* [Short task]: Give the count of lines holding the string "subtitle" and nothing else.

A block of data
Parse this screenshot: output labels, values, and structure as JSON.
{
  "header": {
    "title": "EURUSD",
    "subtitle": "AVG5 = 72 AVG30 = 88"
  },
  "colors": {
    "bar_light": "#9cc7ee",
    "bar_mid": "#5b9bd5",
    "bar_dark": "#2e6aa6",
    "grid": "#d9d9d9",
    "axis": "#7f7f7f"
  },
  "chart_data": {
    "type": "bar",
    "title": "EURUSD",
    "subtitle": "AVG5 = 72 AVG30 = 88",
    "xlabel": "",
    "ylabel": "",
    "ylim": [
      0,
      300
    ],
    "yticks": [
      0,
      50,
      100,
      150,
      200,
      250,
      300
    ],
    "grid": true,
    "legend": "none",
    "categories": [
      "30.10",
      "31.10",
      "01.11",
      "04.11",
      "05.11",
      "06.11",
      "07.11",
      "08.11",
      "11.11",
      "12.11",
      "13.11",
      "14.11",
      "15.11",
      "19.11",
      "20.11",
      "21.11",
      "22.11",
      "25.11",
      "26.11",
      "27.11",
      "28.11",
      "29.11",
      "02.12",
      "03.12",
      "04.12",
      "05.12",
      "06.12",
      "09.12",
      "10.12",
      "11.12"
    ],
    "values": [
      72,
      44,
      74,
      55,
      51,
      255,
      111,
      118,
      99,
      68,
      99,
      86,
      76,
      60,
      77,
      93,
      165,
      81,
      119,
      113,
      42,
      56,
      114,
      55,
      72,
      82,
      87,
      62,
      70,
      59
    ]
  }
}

* [Response to the exercise]: 2